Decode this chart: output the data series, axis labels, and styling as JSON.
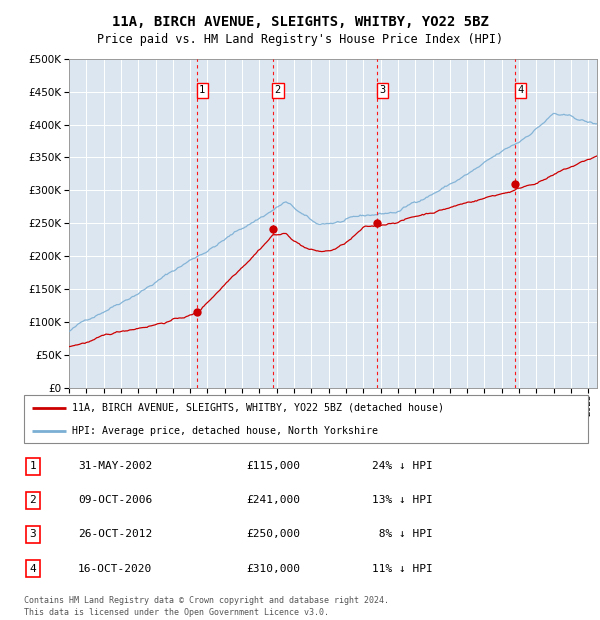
{
  "title": "11A, BIRCH AVENUE, SLEIGHTS, WHITBY, YO22 5BZ",
  "subtitle": "Price paid vs. HM Land Registry's House Price Index (HPI)",
  "legend_line1": "11A, BIRCH AVENUE, SLEIGHTS, WHITBY, YO22 5BZ (detached house)",
  "legend_line2": "HPI: Average price, detached house, North Yorkshire",
  "footnote1": "Contains HM Land Registry data © Crown copyright and database right 2024.",
  "footnote2": "This data is licensed under the Open Government Licence v3.0.",
  "ylim": [
    0,
    500000
  ],
  "yticks": [
    0,
    50000,
    100000,
    150000,
    200000,
    250000,
    300000,
    350000,
    400000,
    450000,
    500000
  ],
  "hpi_color": "#7bafd4",
  "sale_color": "#cc0000",
  "background_color": "#dce6f1",
  "grid_color": "#ffffff",
  "sale_points": [
    {
      "num": 1,
      "date": "31-MAY-2002",
      "year": 2002.42,
      "price": 115000,
      "pct": "24%",
      "dir": "↓"
    },
    {
      "num": 2,
      "date": "09-OCT-2006",
      "year": 2006.78,
      "price": 241000,
      "pct": "13%",
      "dir": "↓"
    },
    {
      "num": 3,
      "date": "26-OCT-2012",
      "year": 2012.82,
      "price": 250000,
      "pct": "8%",
      "dir": "↓"
    },
    {
      "num": 4,
      "date": "16-OCT-2020",
      "year": 2020.79,
      "price": 310000,
      "pct": "11%",
      "dir": "↓"
    }
  ],
  "table_rows": [
    [
      "1",
      "31-MAY-2002",
      "£115,000",
      "24% ↓ HPI"
    ],
    [
      "2",
      "09-OCT-2006",
      "£241,000",
      "13% ↓ HPI"
    ],
    [
      "3",
      "26-OCT-2012",
      "£250,000",
      " 8% ↓ HPI"
    ],
    [
      "4",
      "16-OCT-2020",
      "£310,000",
      "11% ↓ HPI"
    ]
  ]
}
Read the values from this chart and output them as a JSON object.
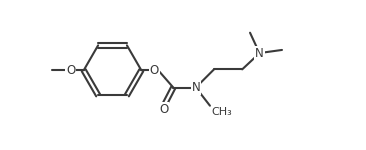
{
  "bg_color": "#ffffff",
  "line_color": "#3a3a3a",
  "line_width": 1.5,
  "font_size": 8.5,
  "fig_width": 3.66,
  "fig_height": 1.5,
  "dpi": 100,
  "xlim": [
    0.0,
    10.5
  ],
  "ylim": [
    -0.5,
    4.2
  ]
}
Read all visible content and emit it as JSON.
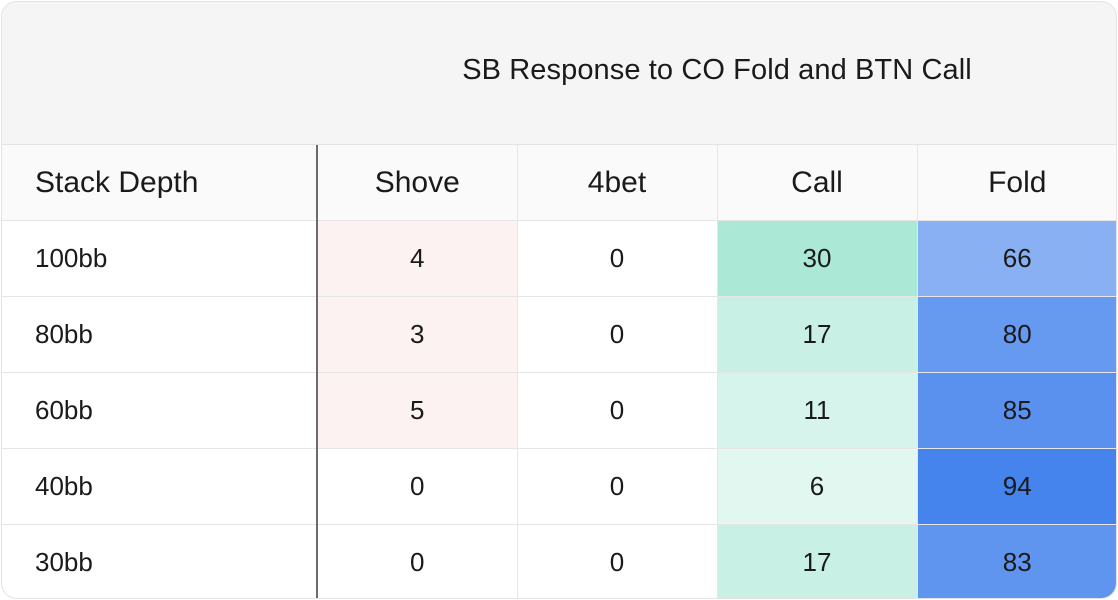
{
  "chart_data": {
    "type": "table",
    "title": "SB Response to CO Fold and BTN Call",
    "columns": [
      "Stack Depth",
      "Shove",
      "4bet",
      "Call",
      "Fold"
    ],
    "rows": [
      {
        "label": "100bb",
        "values": [
          4,
          0,
          30,
          66
        ]
      },
      {
        "label": "80bb",
        "values": [
          3,
          0,
          17,
          80
        ]
      },
      {
        "label": "60bb",
        "values": [
          5,
          0,
          11,
          85
        ]
      },
      {
        "label": "40bb",
        "values": [
          0,
          0,
          6,
          94
        ]
      },
      {
        "label": "30bb",
        "values": [
          0,
          0,
          17,
          83
        ]
      }
    ],
    "column_colors": {
      "Shove": "#f8d7d7",
      "4bet": "#ffffff",
      "Call": "#58d2ae",
      "Fold": "#3f7fec"
    }
  }
}
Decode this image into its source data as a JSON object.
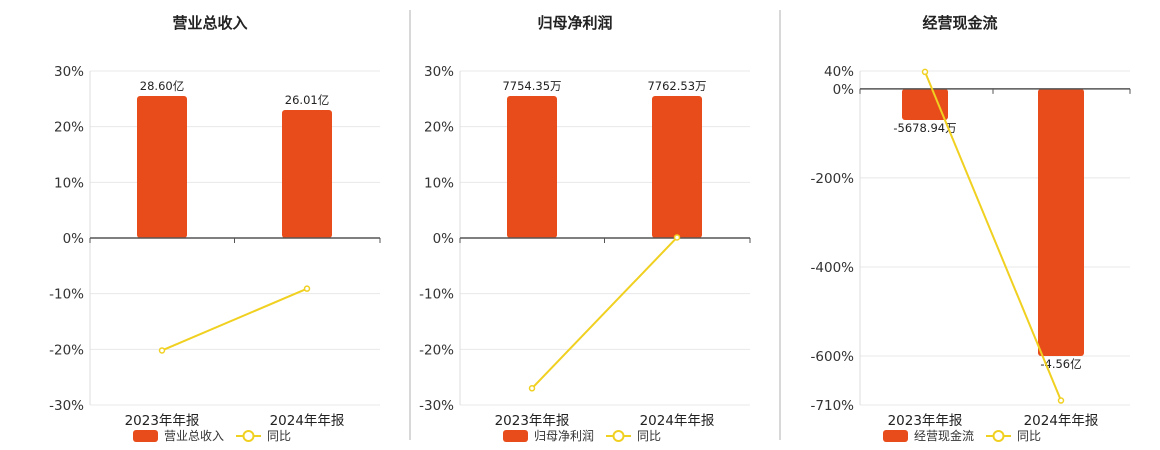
{
  "colors": {
    "bar": "#e84c1a",
    "line": "#f0d020",
    "grid": "#e8e8e8",
    "axis": "#555555",
    "divider": "#b0b0b0"
  },
  "chart_data": [
    {
      "type": "bar",
      "title": "营业总收入",
      "categories": [
        "2023年年报",
        "2024年年报"
      ],
      "yticks": [
        "30%",
        "20%",
        "10%",
        "0%",
        "-10%",
        "-20%",
        "-30%"
      ],
      "series": [
        {
          "name": "营业总收入",
          "type": "bar",
          "labels": [
            "28.60亿",
            "26.01亿"
          ],
          "values": [
            25.5,
            23.0
          ]
        },
        {
          "name": "同比",
          "type": "line",
          "values": [
            -20.2,
            -9.1
          ]
        }
      ],
      "ylim": [
        -30,
        30
      ],
      "grid": true,
      "legend": "bottom"
    },
    {
      "type": "bar",
      "title": "归母净利润",
      "categories": [
        "2023年年报",
        "2024年年报"
      ],
      "yticks": [
        "30%",
        "20%",
        "10%",
        "0%",
        "-10%",
        "-20%",
        "-30%"
      ],
      "series": [
        {
          "name": "归母净利润",
          "type": "bar",
          "labels": [
            "7754.35万",
            "7762.53万"
          ],
          "values": [
            25.5,
            25.5
          ]
        },
        {
          "name": "同比",
          "type": "line",
          "values": [
            -27.0,
            0.1
          ]
        }
      ],
      "ylim": [
        -30,
        30
      ],
      "grid": true,
      "legend": "bottom"
    },
    {
      "type": "bar",
      "title": "经营现金流",
      "categories": [
        "2023年年报",
        "2024年年报"
      ],
      "yticks": [
        "40%",
        "0%",
        "-200%",
        "-400%",
        "-600%",
        "-710%"
      ],
      "series": [
        {
          "name": "经营现金流",
          "type": "bar",
          "labels": [
            "-5678.94万",
            "-4.56亿"
          ],
          "values": [
            -70,
            -600
          ]
        },
        {
          "name": "同比",
          "type": "line",
          "values": [
            38,
            -700
          ]
        }
      ],
      "ylim": [
        -710,
        40
      ],
      "grid": true,
      "legend": "bottom"
    }
  ]
}
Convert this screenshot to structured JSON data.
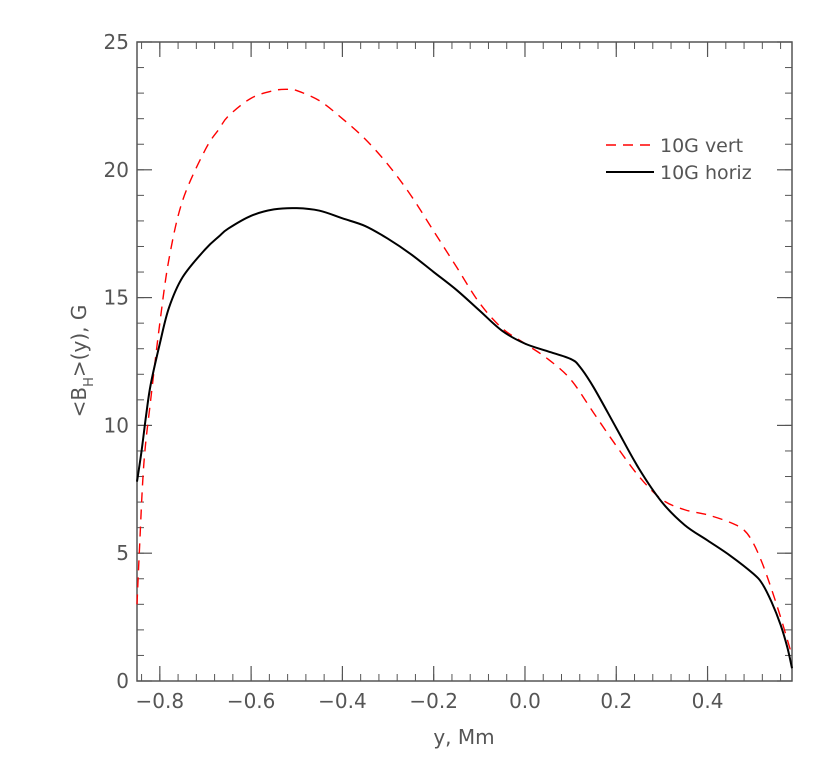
────
→ **What you will do**
Check each line above for "AVENUE" and return the ones that have it.

→ **Final result**
  "title": "11A, BIRCH AVENUE, SLEIGHTS, WHITBY, YO22 5BZ",
  "legend_line1": "11A, BIRCH AVENUE, SLEIGHTS, WHITBY, YO22 5BZ (detached house)",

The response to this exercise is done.